- [Task description]:
Below is a block of records; return all of them exactly, but without the images.
'''
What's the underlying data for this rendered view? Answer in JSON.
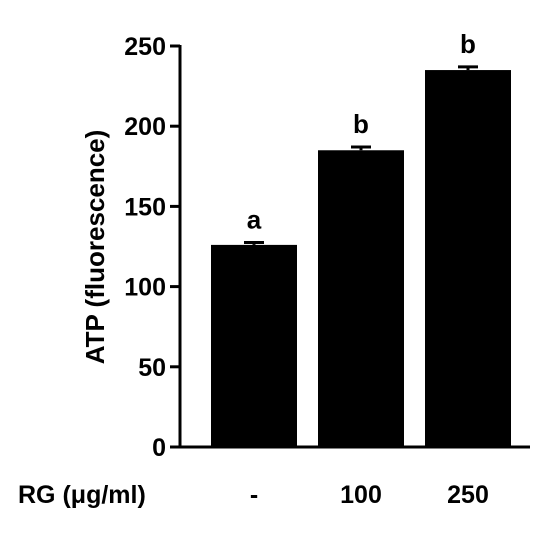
{
  "chart_data": {
    "type": "bar",
    "categories": [
      "-",
      "100",
      "250"
    ],
    "values": [
      126,
      185,
      235
    ],
    "errors": [
      1.5,
      2,
      2
    ],
    "significance": [
      "a",
      "b",
      "b"
    ],
    "ylabel": "ATP (fluorescence)",
    "group_label": "RG (μg/ml)",
    "ylim": [
      0,
      250
    ],
    "yticks": [
      0,
      50,
      100,
      150,
      200,
      250
    ],
    "grid": false,
    "bar_color": "#000000"
  }
}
'''
- [Output for this exercise]:
What's the underlying data for this rendered view? Answer in JSON.
{
  "chart_data": {
    "type": "bar",
    "categories": [
      "-",
      "100",
      "250"
    ],
    "values": [
      126,
      185,
      235
    ],
    "errors": [
      1.5,
      2,
      2
    ],
    "significance": [
      "a",
      "b",
      "b"
    ],
    "ylabel": "ATP (fluorescence)",
    "group_label": "RG (μg/ml)",
    "ylim": [
      0,
      250
    ],
    "yticks": [
      0,
      50,
      100,
      150,
      200,
      250
    ],
    "grid": false,
    "bar_color": "#000000"
  }
}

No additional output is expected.